Problem to solve
Reproduce the listing word for word. Skip any image.

Material shown
§ §

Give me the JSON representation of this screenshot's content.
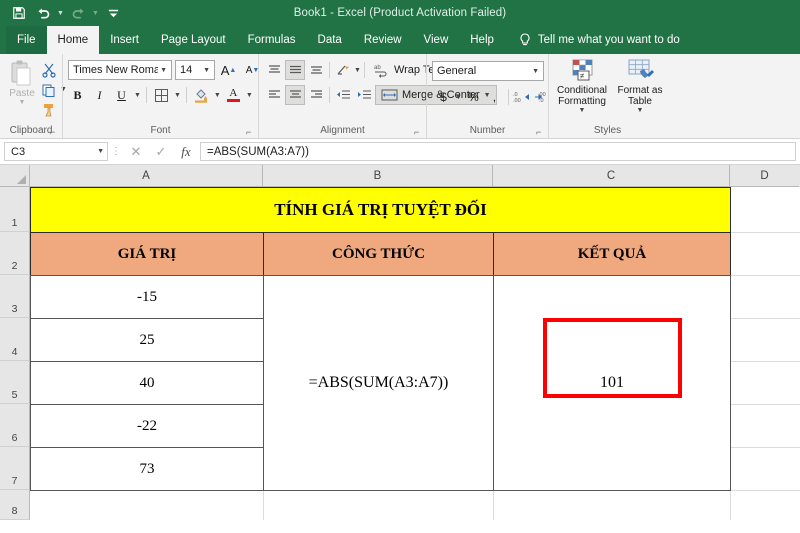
{
  "window": {
    "title": "Book1  -  Excel (Product Activation Failed)"
  },
  "quick_access": {
    "save_icon": "save-icon",
    "undo_icon": "undo-icon",
    "redo_icon": "redo-icon",
    "customize_icon": "customize-qat-icon"
  },
  "ribbon_tabs": [
    {
      "label": "File",
      "active": false
    },
    {
      "label": "Home",
      "active": true
    },
    {
      "label": "Insert",
      "active": false
    },
    {
      "label": "Page Layout",
      "active": false
    },
    {
      "label": "Formulas",
      "active": false
    },
    {
      "label": "Data",
      "active": false
    },
    {
      "label": "Review",
      "active": false
    },
    {
      "label": "View",
      "active": false
    },
    {
      "label": "Help",
      "active": false
    }
  ],
  "tell_me": {
    "label": "Tell me what you want to do",
    "icon": "lightbulb-icon"
  },
  "ribbon": {
    "clipboard": {
      "label": "Clipboard",
      "paste_label": "Paste",
      "cut_icon": "scissors-icon",
      "copy_icon": "copy-icon",
      "format_painter_icon": "format-painter-icon"
    },
    "font": {
      "label": "Font",
      "font_name": "Times New Roman",
      "font_size": "14",
      "grow_label": "A",
      "shrink_label": "A",
      "bold_label": "B",
      "italic_label": "I",
      "underline_label": "U",
      "borders_icon": "borders-icon",
      "fill_color_icon": "fill-color-icon",
      "font_color_label": "A"
    },
    "alignment": {
      "label": "Alignment",
      "wrap_text_label": "Wrap Text",
      "merge_center_label": "Merge & Center"
    },
    "number": {
      "label": "Number",
      "format_value": "General",
      "currency_label": "$",
      "percent_label": "%",
      "comma_label": ",",
      "decrease_decimal_icon": "decrease-decimal-icon",
      "increase_decimal_icon": "increase-decimal-icon"
    },
    "styles": {
      "label": "Styles",
      "conditional_formatting_label": "Conditional Formatting",
      "format_as_table_label": "Format as Table"
    }
  },
  "formula_bar": {
    "name_box": "C3",
    "cancel_icon": "cancel-icon",
    "enter_icon": "confirm-icon",
    "function_icon": "insert-function-icon",
    "formula": "=ABS(SUM(A3:A7))"
  },
  "grid": {
    "columns": [
      "A",
      "B",
      "C",
      "D"
    ],
    "rows": [
      "1",
      "2",
      "3",
      "4",
      "5",
      "6",
      "7",
      "8"
    ],
    "title_cell": "TÍNH GIÁ TRỊ TUYỆT ĐỐI",
    "headers": [
      "GIÁ TRỊ",
      "CÔNG THỨC",
      "KẾT QUẢ"
    ],
    "values": [
      "-15",
      "25",
      "40",
      "-22",
      "73"
    ],
    "formula_cell": "=ABS(SUM(A3:A7))",
    "result_cell": "101"
  },
  "colors": {
    "excel_green": "#217346",
    "title_fill": "#ffff00",
    "header_fill": "#f0a97f",
    "highlight_box": "#ff0000"
  }
}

§ §

Task response
Give me the JSON representation of this screenshot's content.
{
  "window": {
    "title": "Book1  -  Excel (Product Activation Failed)"
  },
  "quick_access": {
    "save_icon": "save-icon",
    "undo_icon": "undo-icon",
    "redo_icon": "redo-icon",
    "customize_icon": "customize-qat-icon"
  },
  "ribbon_tabs": [
    {
      "label": "File",
      "active": false
    },
    {
      "label": "Home",
      "active": true
    },
    {
      "label": "Insert",
      "active": false
    },
    {
      "label": "Page Layout",
      "active": false
    },
    {
      "label": "Formulas",
      "active": false
    },
    {
      "label": "Data",
      "active": false
    },
    {
      "label": "Review",
      "active": false
    },
    {
      "label": "View",
      "active": false
    },
    {
      "label": "Help",
      "active": false
    }
  ],
  "tell_me": {
    "label": "Tell me what you want to do",
    "icon": "lightbulb-icon"
  },
  "ribbon": {
    "clipboard": {
      "label": "Clipboard",
      "paste_label": "Paste",
      "cut_icon": "scissors-icon",
      "copy_icon": "copy-icon",
      "format_painter_icon": "format-painter-icon"
    },
    "font": {
      "label": "Font",
      "font_name": "Times New Roman",
      "font_size": "14",
      "grow_label": "A",
      "shrink_label": "A",
      "bold_label": "B",
      "italic_label": "I",
      "underline_label": "U",
      "borders_icon": "borders-icon",
      "fill_color_icon": "fill-color-icon",
      "font_color_label": "A"
    },
    "alignment": {
      "label": "Alignment",
      "wrap_text_label": "Wrap Text",
      "merge_center_label": "Merge & Center"
    },
    "number": {
      "label": "Number",
      "format_value": "General",
      "currency_label": "$",
      "percent_label": "%",
      "comma_label": ",",
      "decrease_decimal_icon": "decrease-decimal-icon",
      "increase_decimal_icon": "increase-decimal-icon"
    },
    "styles": {
      "label": "Styles",
      "conditional_formatting_label": "Conditional Formatting",
      "format_as_table_label": "Format as Table"
    }
  },
  "formula_bar": {
    "name_box": "C3",
    "cancel_icon": "cancel-icon",
    "enter_icon": "confirm-icon",
    "function_icon": "insert-function-icon",
    "formula": "=ABS(SUM(A3:A7))"
  },
  "grid": {
    "columns": [
      "A",
      "B",
      "C",
      "D"
    ],
    "rows": [
      "1",
      "2",
      "3",
      "4",
      "5",
      "6",
      "7",
      "8"
    ],
    "title_cell": "TÍNH GIÁ TRỊ TUYỆT ĐỐI",
    "headers": [
      "GIÁ TRỊ",
      "CÔNG THỨC",
      "KẾT QUẢ"
    ],
    "values": [
      "-15",
      "25",
      "40",
      "-22",
      "73"
    ],
    "formula_cell": "=ABS(SUM(A3:A7))",
    "result_cell": "101"
  },
  "colors": {
    "excel_green": "#217346",
    "title_fill": "#ffff00",
    "header_fill": "#f0a97f",
    "highlight_box": "#ff0000"
  }
}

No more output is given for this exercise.